> _Required work_:
In the lines below, how many hold the word "Texte"? Answer only with the number.

#### Provided entries ####

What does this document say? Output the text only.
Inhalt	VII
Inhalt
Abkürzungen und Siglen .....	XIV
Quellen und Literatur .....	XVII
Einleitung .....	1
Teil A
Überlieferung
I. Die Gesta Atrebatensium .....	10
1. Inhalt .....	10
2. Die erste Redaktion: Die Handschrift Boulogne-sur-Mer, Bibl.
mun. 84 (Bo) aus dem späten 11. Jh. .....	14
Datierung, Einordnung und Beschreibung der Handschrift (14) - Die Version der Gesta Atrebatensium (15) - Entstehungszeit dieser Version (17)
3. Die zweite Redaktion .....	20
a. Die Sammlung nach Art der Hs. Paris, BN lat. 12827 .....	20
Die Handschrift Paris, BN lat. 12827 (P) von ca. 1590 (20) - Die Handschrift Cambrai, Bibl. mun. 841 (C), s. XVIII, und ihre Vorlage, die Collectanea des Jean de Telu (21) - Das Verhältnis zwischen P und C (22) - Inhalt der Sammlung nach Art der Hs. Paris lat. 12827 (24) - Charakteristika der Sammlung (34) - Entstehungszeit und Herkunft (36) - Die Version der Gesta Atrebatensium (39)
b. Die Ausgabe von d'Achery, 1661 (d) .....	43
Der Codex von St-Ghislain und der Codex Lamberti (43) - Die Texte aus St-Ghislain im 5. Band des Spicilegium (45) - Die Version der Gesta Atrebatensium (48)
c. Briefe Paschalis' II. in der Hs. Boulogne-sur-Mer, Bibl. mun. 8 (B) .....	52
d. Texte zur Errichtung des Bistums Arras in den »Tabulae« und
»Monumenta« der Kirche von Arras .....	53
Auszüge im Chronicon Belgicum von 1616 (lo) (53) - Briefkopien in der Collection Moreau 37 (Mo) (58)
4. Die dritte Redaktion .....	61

####

> _Complete answer_:
2